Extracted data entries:
=-=-=-=-=
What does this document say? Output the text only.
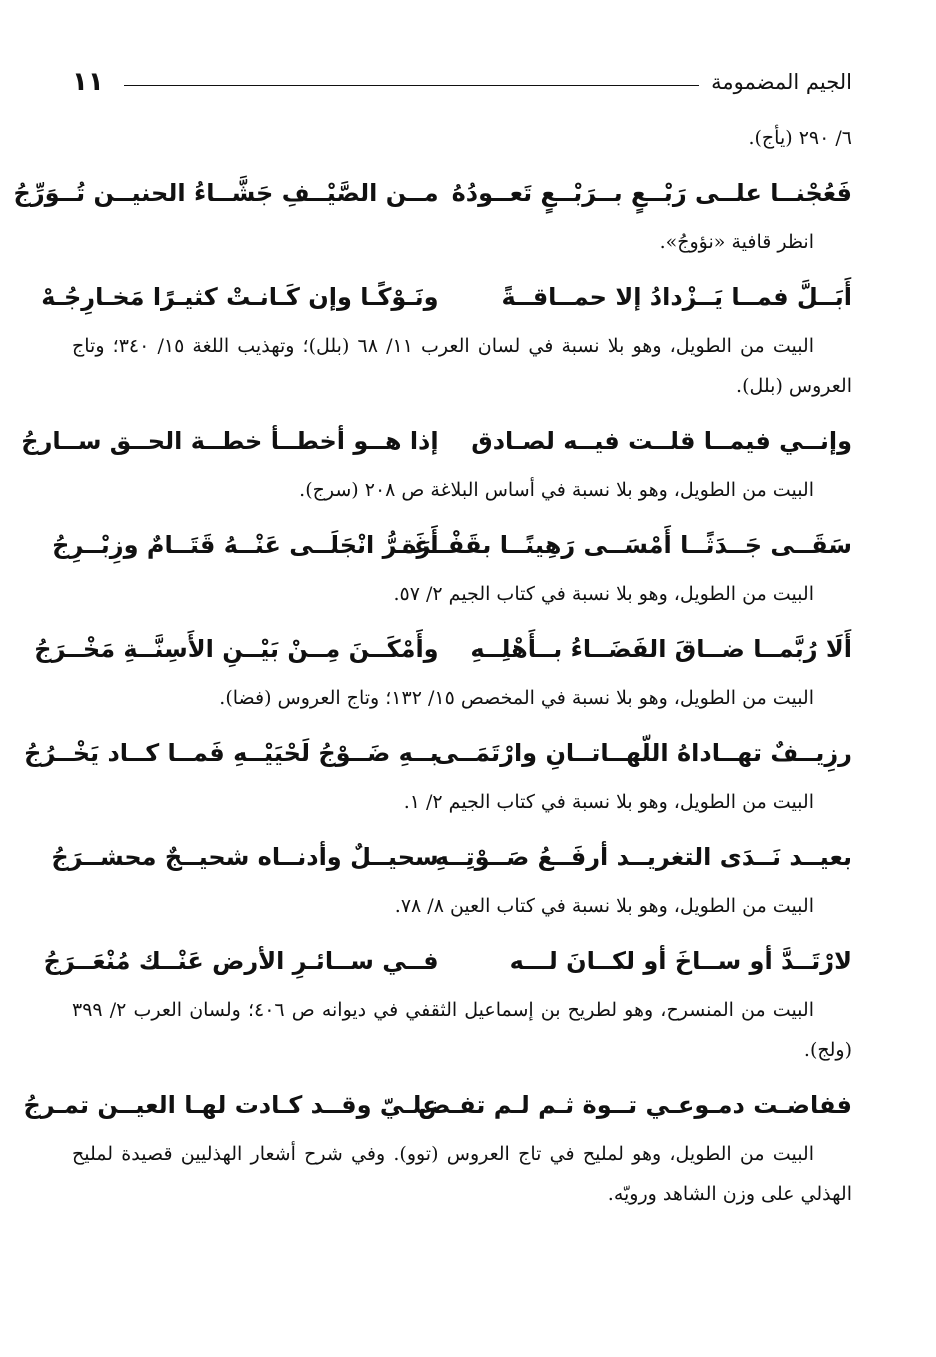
١١	الجيم المضمومة

٦/ ٢٩٠ (يأج).

فَعُجْنــا علــى رَبْــعٍ بــرَبْــعٍ تَعــودُهُ
مــن الصَّيْــفِ جَشَّــاءُ الحنيــن تُــوَرِّجُ

انظر قافية «نؤوجُ».

أَبَــلَّ فمــا يَــزْدادُ إلا حمــاقــةً
ونَـوْكًـا وإن كَـانـتْ كثيـرًا مَخـارِجُـهْ

البيت من الطويل، وهو بلا نسبة في لسان العرب ١١/ ٦٨ (بلل)؛ وتهذيب اللغة ١٥/ ٣٤٠؛ وتاج العروس (بلل).

وإنــي فيمــا قلــت فيــه لصـادق
إذا هــو أخطــأ خطــة الحــق ســارجُ

البيت من الطويل، وهو بلا نسبة في أساس البلاغة ص ٢٠٨ (سرج).

سَقَــى جَــدَثًــا أَمْسَــى رَهِينًــا بقَفْــرَة
أَغَــرُّ انْجَلَــى عَنْــهُ قَتَــامٌ وزِبْــرِجُ

البيت من الطويل، وهو بلا نسبة في كتاب الجيم ٢/ ٥٧.

أَلَا رُبَّمــا ضــاقَ الفَضَــاءُ بــأَهْلِــهِ
وأَمْكَــنَ مِــنْ بَيْــنِ الأَسِنَّــةِ مَخْــرَجُ

البيت من الطويل، وهو بلا نسبة في المخصص ١٥/ ١٣٢؛ وتاج العروس (فضا).

رزِيــفٌ تهــاداهُ اللّهــاتــانِ وارْتَمَــى
بــهِ ضَــوْجُ لَحْيَيْــهِ فَمــا كــاد يَخْــرُجُ

البيت من الطويل، وهو بلا نسبة في كتاب الجيم ٢/ ١.

بعيــد نَــدَى التغريــد أرفَــعُ صَــوْتِــهِ
سحيــلٌ وأدنــاه شحيــجٌ محشــرَجُ

البيت من الطويل، وهو بلا نسبة في كتاب العين ٨/ ٧٨.

لارْتَــدَّ أو ســاخَ أو لكــانَ لـــه
فــي ســائـرِ الأرض عَنْــك مُنْعَــرَجُ

البيت من المنسرح، وهو لطريح بن إسماعيل الثقفي في ديوانه ص ٤٠٦؛ ولسان العرب ٢/ ٣٩٩ (ولج).

ففاضـت دمـوعـي تــوة ثـم لـم تفـض
علـيّ وقــد كـادت لهـا العيــن تمـرجُ

البيت من الطويل، وهو لمليح في تاج العروس (توو). وفي شرح أشعار الهذليين قصيدة لمليح الهذلي على وزن الشاهد ورويّه.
=-=-=-=-=
PROBLEM REQUIREMENTS: Transcribe each entry precisely as given, leaving the pictures out.

RESPONSE FOR THIS EXERCISE:
What does this document say? Output the text only.
١١	الجيم المضمومة

٦/ ٢٩٠ (يأج).

فَعُجْنــا علــى رَبْــعٍ بــرَبْــعٍ تَعــودُهُ
مــن الصَّيْــفِ جَشَّــاءُ الحنيــن تُــوَرِّجُ

انظر قافية «نؤوجُ».

أَبَــلَّ فمــا يَــزْدادُ إلا حمــاقــةً
ونَـوْكًـا وإن كَـانـتْ كثيـرًا مَخـارِجُـهْ

البيت من الطويل، وهو بلا نسبة في لسان العرب ١١/ ٦٨ (بلل)؛ وتهذيب اللغة ١٥/ ٣٤٠؛ وتاج العروس (بلل).

وإنــي فيمــا قلــت فيــه لصـادق
إذا هــو أخطــأ خطــة الحــق ســارجُ

البيت من الطويل، وهو بلا نسبة في أساس البلاغة ص ٢٠٨ (سرج).

سَقَــى جَــدَثًــا أَمْسَــى رَهِينًــا بقَفْــرَة
أَغَــرُّ انْجَلَــى عَنْــهُ قَتَــامٌ وزِبْــرِجُ

البيت من الطويل، وهو بلا نسبة في كتاب الجيم ٢/ ٥٧.

أَلَا رُبَّمــا ضــاقَ الفَضَــاءُ بــأَهْلِــهِ
وأَمْكَــنَ مِــنْ بَيْــنِ الأَسِنَّــةِ مَخْــرَجُ

البيت من الطويل، وهو بلا نسبة في المخصص ١٥/ ١٣٢؛ وتاج العروس (فضا).

رزِيــفٌ تهــاداهُ اللّهــاتــانِ وارْتَمَــى
بــهِ ضَــوْجُ لَحْيَيْــهِ فَمــا كــاد يَخْــرُجُ

البيت من الطويل، وهو بلا نسبة في كتاب الجيم ٢/ ١.

بعيــد نَــدَى التغريــد أرفَــعُ صَــوْتِــهِ
سحيــلٌ وأدنــاه شحيــجٌ محشــرَجُ

البيت من الطويل، وهو بلا نسبة في كتاب العين ٨/ ٧٨.

لارْتَــدَّ أو ســاخَ أو لكــانَ لـــه
فــي ســائـرِ الأرض عَنْــك مُنْعَــرَجُ

البيت من المنسرح، وهو لطريح بن إسماعيل الثقفي في ديوانه ص ٤٠٦؛ ولسان العرب ٢/ ٣٩٩ (ولج).

ففاضـت دمـوعـي تــوة ثـم لـم تفـض
علـيّ وقــد كـادت لهـا العيــن تمـرجُ

البيت من الطويل، وهو لمليح في تاج العروس (توو). وفي شرح أشعار الهذليين قصيدة لمليح الهذلي على وزن الشاهد ورويّه.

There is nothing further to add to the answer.